GIVEN PROBLEM: Lines containing the word "xlabel" are the ones to copy from the records below.

INFORMATION SHOWN:
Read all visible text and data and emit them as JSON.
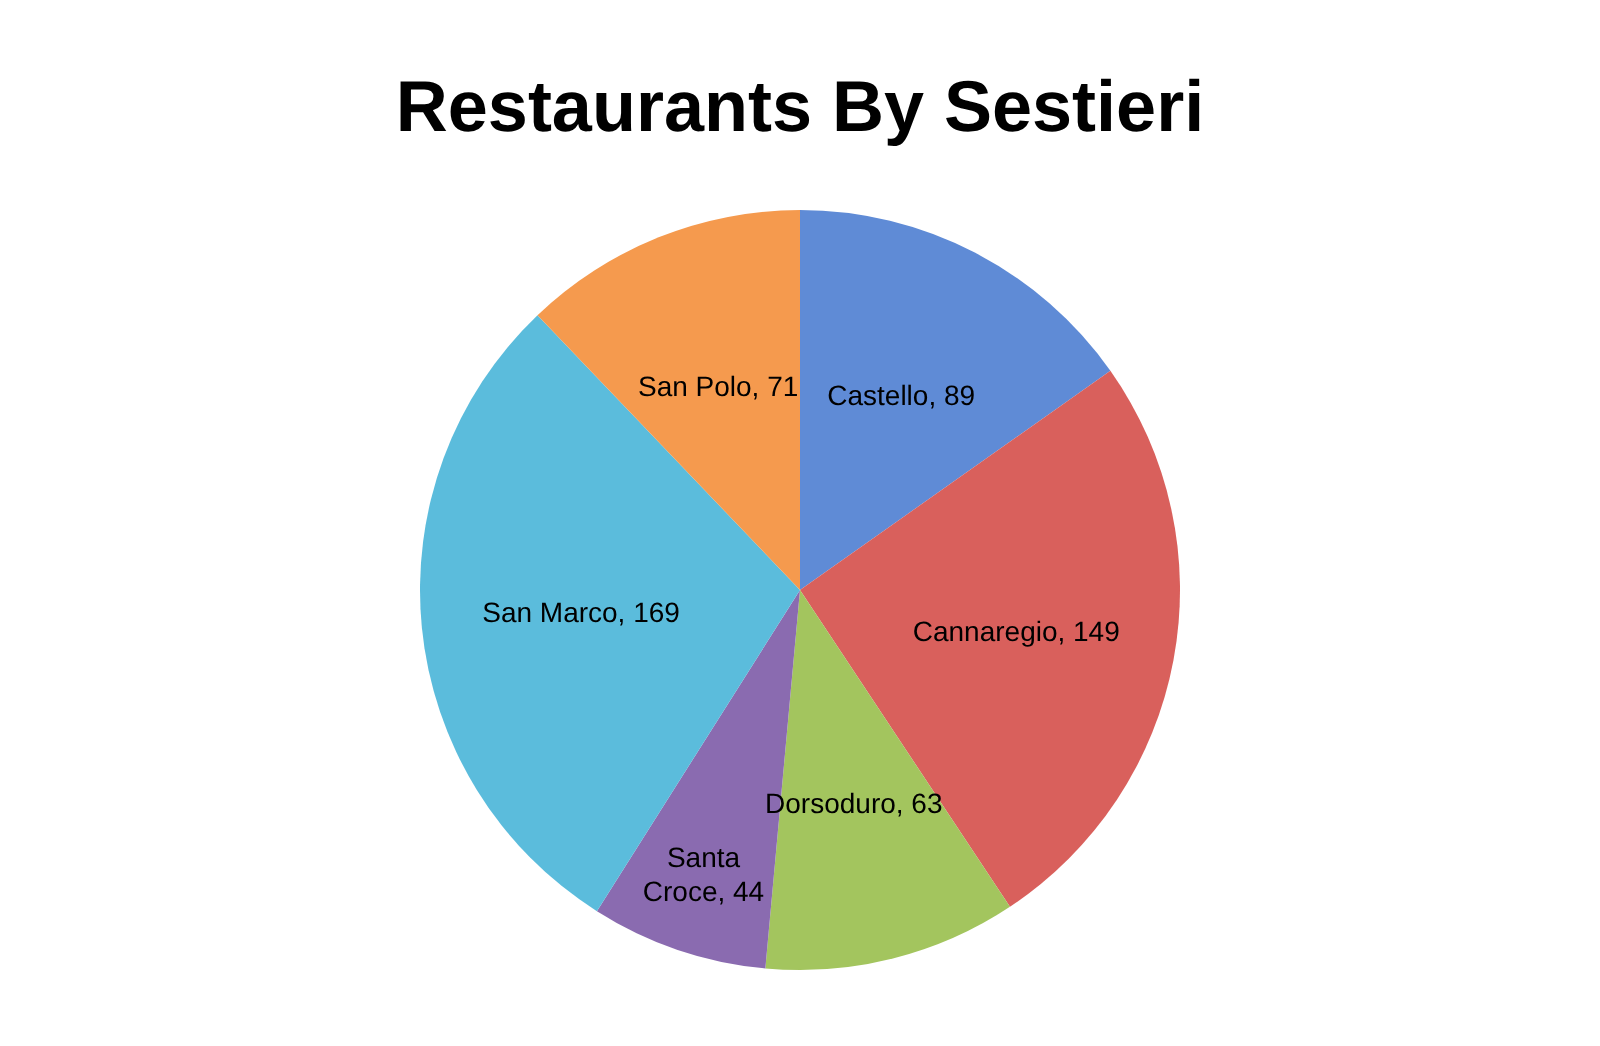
{
  "chart_data": {
    "type": "pie",
    "title": "Restaurants By Sestieri",
    "categories": [
      "Castello",
      "Cannaregio",
      "Dorsoduro",
      "Santa Croce",
      "San Marco",
      "San Polo"
    ],
    "values": [
      89,
      149,
      63,
      44,
      169,
      71
    ],
    "colors": [
      "#5f8bd6",
      "#d9605c",
      "#a3c55e",
      "#8a6bb0",
      "#5bbcdc",
      "#f59a4e"
    ],
    "value_labels": [
      ", 89",
      ", 149",
      ", 63",
      ", 44",
      ", 169",
      ", 71"
    ],
    "legend": false
  }
}
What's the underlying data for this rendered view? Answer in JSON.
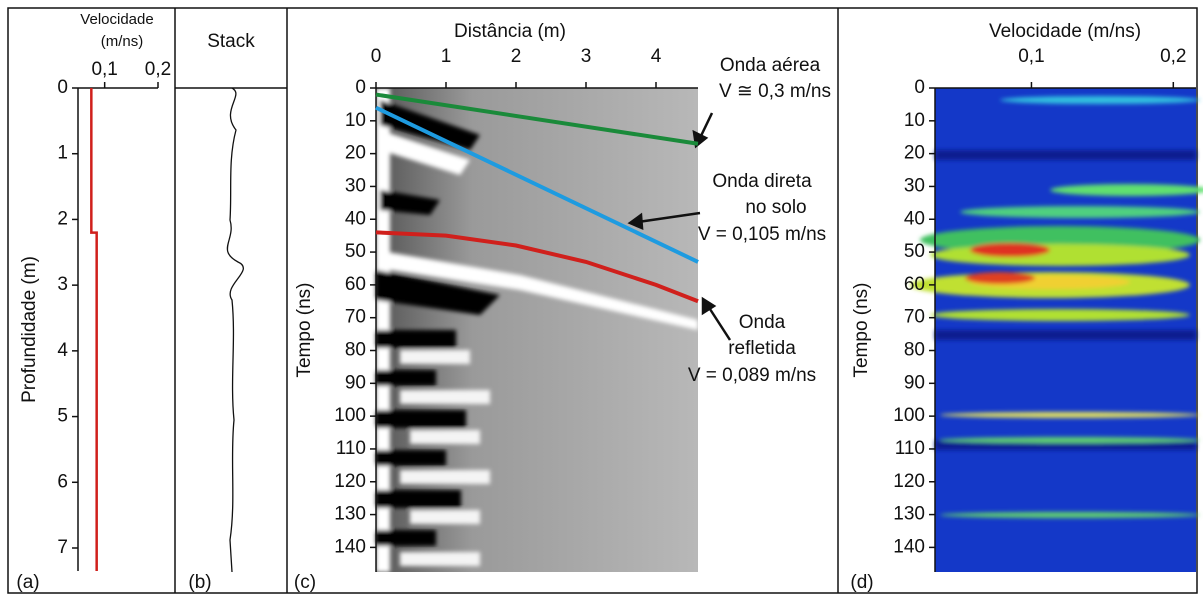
{
  "chart_data": [
    {
      "type": "line",
      "panel_label": "(a)",
      "xlabel": [
        "Velocidade",
        "(m/ns)"
      ],
      "ylabel": "Profundidade (m)",
      "xlim": [
        0.05,
        0.2
      ],
      "xticks": [
        {
          "value": 0.1,
          "label": "0,1"
        },
        {
          "value": 0.2,
          "label": "0,2"
        }
      ],
      "ylim": [
        0,
        7.35
      ],
      "yticks": [
        0,
        1,
        2,
        3,
        4,
        5,
        6,
        7
      ],
      "series": [
        {
          "color": "#d0201c",
          "x": [
            0.075,
            0.075,
            0.085,
            0.085
          ],
          "y": [
            0,
            2.2,
            2.2,
            7.35
          ]
        }
      ]
    },
    {
      "type": "trace",
      "panel_label": "(b)",
      "title": "Stack"
    },
    {
      "type": "line",
      "panel_label": "(c)",
      "xlabel": "Distância (m)",
      "ylabel": "Tempo (ns)",
      "xlim": [
        0,
        4.6
      ],
      "xticks": [
        0,
        1,
        2,
        3,
        4
      ],
      "ylim": [
        0,
        147.5
      ],
      "yticks": [
        0,
        10,
        20,
        30,
        40,
        50,
        60,
        70,
        80,
        90,
        100,
        110,
        120,
        130,
        140
      ],
      "series": [
        {
          "color": "#1a8a3a",
          "x": [
            0,
            4.6
          ],
          "values": [
            2,
            17
          ]
        },
        {
          "color": "#1e9be0",
          "x": [
            0,
            4.6
          ],
          "values": [
            6,
            53
          ]
        },
        {
          "color": "#d0201c",
          "x": [
            0,
            1,
            2,
            3,
            4,
            4.6
          ],
          "values": [
            44,
            45,
            48,
            53,
            60,
            65
          ]
        }
      ],
      "annotations": [
        "Onda aérea",
        "V ≅ 0,3 m/ns",
        "Onda direta",
        "no solo",
        "V = 0,105 m/ns",
        "Onda",
        "refletida",
        "V = 0,089 m/ns"
      ]
    },
    {
      "type": "heatmap",
      "panel_label": "(d)",
      "xlabel": "Velocidade (m/ns)",
      "ylabel": "Tempo (ns)",
      "xlim": [
        0.032,
        0.216
      ],
      "xticks": [
        {
          "value": 0.1,
          "label": "0,1"
        },
        {
          "value": 0.2,
          "label": "0,2"
        }
      ],
      "ylim": [
        0,
        147.5
      ],
      "yticks": [
        0,
        10,
        20,
        30,
        40,
        50,
        60,
        70,
        80,
        90,
        100,
        110,
        120,
        130,
        140
      ]
    }
  ]
}
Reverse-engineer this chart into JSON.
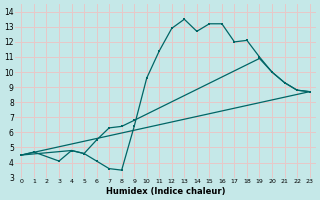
{
  "xlabel": "Humidex (Indice chaleur)",
  "xlim": [
    -0.5,
    23.5
  ],
  "ylim": [
    3,
    14.5
  ],
  "xticks": [
    0,
    1,
    2,
    3,
    4,
    5,
    6,
    7,
    8,
    9,
    10,
    11,
    12,
    13,
    14,
    15,
    16,
    17,
    18,
    19,
    20,
    21,
    22,
    23
  ],
  "yticks": [
    3,
    4,
    5,
    6,
    7,
    8,
    9,
    10,
    11,
    12,
    13,
    14
  ],
  "bg_color": "#c5e8e8",
  "grid_color": "#e8c8c8",
  "line_color": "#006666",
  "line1_x": [
    0,
    1,
    3,
    4,
    5,
    6,
    7,
    8,
    9,
    10,
    11,
    12,
    13,
    14,
    15,
    16,
    17,
    18,
    19,
    20,
    21,
    22,
    23
  ],
  "line1_y": [
    4.5,
    4.7,
    4.1,
    4.8,
    4.6,
    4.1,
    3.6,
    3.5,
    6.4,
    9.6,
    11.4,
    12.9,
    13.5,
    12.7,
    13.2,
    13.2,
    12.0,
    12.1,
    11.0,
    10.0,
    9.3,
    8.8,
    8.7
  ],
  "line2_x": [
    0,
    23
  ],
  "line2_y": [
    4.5,
    8.7
  ],
  "line3_x": [
    0,
    4,
    5,
    6,
    7,
    8,
    9,
    19,
    20,
    21,
    22,
    23
  ],
  "line3_y": [
    4.5,
    4.8,
    4.6,
    5.5,
    6.3,
    6.4,
    6.8,
    10.9,
    10.0,
    9.3,
    8.8,
    8.7
  ]
}
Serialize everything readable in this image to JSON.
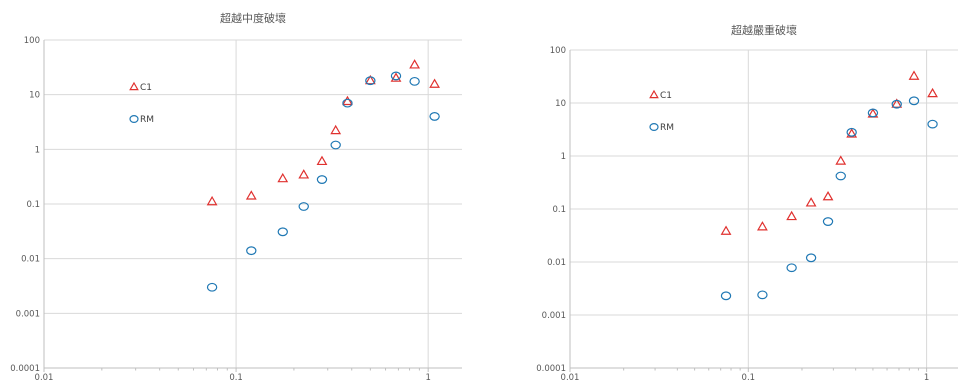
{
  "chart_data": [
    {
      "type": "scatter",
      "title": "超越中度破壞",
      "xscale": "log",
      "yscale": "log",
      "xlim": [
        0.01,
        1.5
      ],
      "ylim": [
        0.0001,
        100
      ],
      "xticks": [
        "0.01",
        "0.1",
        "1"
      ],
      "yticks": [
        "0.0001",
        "0.001",
        "0.01",
        "0.1",
        "1",
        "10",
        "100"
      ],
      "grid": true,
      "legend_position": "left",
      "series": [
        {
          "name": "C1",
          "marker": "triangle",
          "color": "#e0312f",
          "points": [
            [
              0.075,
              0.11
            ],
            [
              0.12,
              0.14
            ],
            [
              0.175,
              0.29
            ],
            [
              0.225,
              0.34
            ],
            [
              0.28,
              0.6
            ],
            [
              0.33,
              2.2
            ],
            [
              0.38,
              7.5
            ],
            [
              0.5,
              18
            ],
            [
              0.68,
              20
            ],
            [
              0.85,
              35
            ],
            [
              1.08,
              15.5
            ]
          ]
        },
        {
          "name": "RM",
          "marker": "circle",
          "color": "#1f78b4",
          "points": [
            [
              0.075,
              0.003
            ],
            [
              0.12,
              0.014
            ],
            [
              0.175,
              0.031
            ],
            [
              0.225,
              0.09
            ],
            [
              0.28,
              0.28
            ],
            [
              0.33,
              1.2
            ],
            [
              0.38,
              7
            ],
            [
              0.5,
              18
            ],
            [
              0.68,
              22
            ],
            [
              0.85,
              17.5
            ],
            [
              1.08,
              4
            ]
          ]
        }
      ]
    },
    {
      "type": "scatter",
      "title": "超越嚴重破壞",
      "xscale": "log",
      "yscale": "log",
      "xlim": [
        0.01,
        1.5
      ],
      "ylim": [
        0.0001,
        100
      ],
      "xticks": [
        "0.01",
        "0.1",
        "1"
      ],
      "yticks": [
        "0.0001",
        "0.001",
        "0.01",
        "0.1",
        "1",
        "10",
        "100"
      ],
      "grid": true,
      "legend_position": "left",
      "series": [
        {
          "name": "C1",
          "marker": "triangle",
          "color": "#e0312f",
          "points": [
            [
              0.075,
              0.038
            ],
            [
              0.12,
              0.046
            ],
            [
              0.175,
              0.072
            ],
            [
              0.225,
              0.13
            ],
            [
              0.28,
              0.17
            ],
            [
              0.33,
              0.8
            ],
            [
              0.38,
              2.6
            ],
            [
              0.5,
              6.2
            ],
            [
              0.68,
              9.5
            ],
            [
              0.85,
              32
            ],
            [
              1.08,
              15
            ]
          ]
        },
        {
          "name": "RM",
          "marker": "circle",
          "color": "#1f78b4",
          "points": [
            [
              0.075,
              0.0023
            ],
            [
              0.12,
              0.0024
            ],
            [
              0.175,
              0.0078
            ],
            [
              0.225,
              0.012
            ],
            [
              0.28,
              0.058
            ],
            [
              0.33,
              0.42
            ],
            [
              0.38,
              2.8
            ],
            [
              0.5,
              6.5
            ],
            [
              0.68,
              9.5
            ],
            [
              0.85,
              11
            ],
            [
              1.08,
              4
            ]
          ]
        }
      ]
    }
  ]
}
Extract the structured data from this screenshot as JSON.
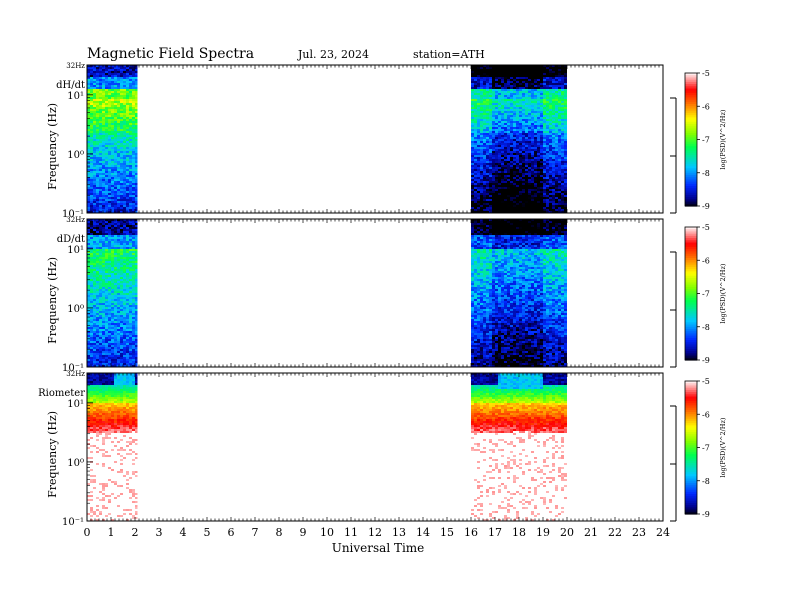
{
  "header": {
    "title": "Magnetic  Field  Spectra",
    "date": "Jul.  23, 2024",
    "station": "station=ATH"
  },
  "chart_data": [
    {
      "type": "heatmap",
      "panel_label": "dH/dt",
      "ylabel": "Frequency  (Hz)",
      "y_top_label": "32Hz",
      "yticks": [
        "10¹",
        "10⁰",
        "10⁻¹"
      ],
      "x_range": [
        0,
        24
      ],
      "y_log_range": [
        -1,
        1.505
      ],
      "data_intervals_ut": [
        [
          0,
          2.1
        ],
        [
          16,
          20
        ]
      ],
      "colorbar": {
        "ticks": [
          "-5",
          "-6",
          "-7",
          "-8",
          "-9"
        ],
        "label": "log(PSD)(V^2/Hz)",
        "range": [
          -9,
          -5
        ]
      }
    },
    {
      "type": "heatmap",
      "panel_label": "dD/dt",
      "ylabel": "Frequency  (Hz)",
      "y_top_label": "32Hz",
      "yticks": [
        "10¹",
        "10⁰",
        "10⁻¹"
      ],
      "x_range": [
        0,
        24
      ],
      "y_log_range": [
        -1,
        1.505
      ],
      "data_intervals_ut": [
        [
          0,
          2.1
        ],
        [
          16,
          20
        ]
      ],
      "colorbar": {
        "ticks": [
          "-5",
          "-6",
          "-7",
          "-8",
          "-9"
        ],
        "label": "log(PSD)(V^2/Hz)",
        "range": [
          -9,
          -5
        ]
      }
    },
    {
      "type": "heatmap",
      "panel_label": "Riometer",
      "ylabel": "Frequency  (Hz)",
      "y_top_label": "32Hz",
      "yticks": [
        "10¹",
        "10⁰",
        "10⁻¹"
      ],
      "x_range": [
        0,
        24
      ],
      "y_log_range": [
        -1,
        1.505
      ],
      "data_intervals_ut": [
        [
          0,
          2.1
        ],
        [
          16,
          20
        ]
      ],
      "colorbar": {
        "ticks": [
          "-5",
          "-6",
          "-7",
          "-8",
          "-9"
        ],
        "label": "log(PSD)(V^2/Hz)",
        "range": [
          -9,
          -5
        ]
      }
    }
  ],
  "x_axis": {
    "label": "Universal  Time",
    "ticks": [
      "0",
      "1",
      "2",
      "3",
      "4",
      "5",
      "6",
      "7",
      "8",
      "9",
      "10",
      "11",
      "12",
      "13",
      "14",
      "15",
      "16",
      "17",
      "18",
      "19",
      "20",
      "21",
      "22",
      "23",
      "24"
    ]
  }
}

TASK ANSWER:
      "xlabel": [
      "xlabel": "Distância (m)",
      "xlabel": "Velocidade (m/ns)",
  "xlabel": "Humidex (Indice chaleur)",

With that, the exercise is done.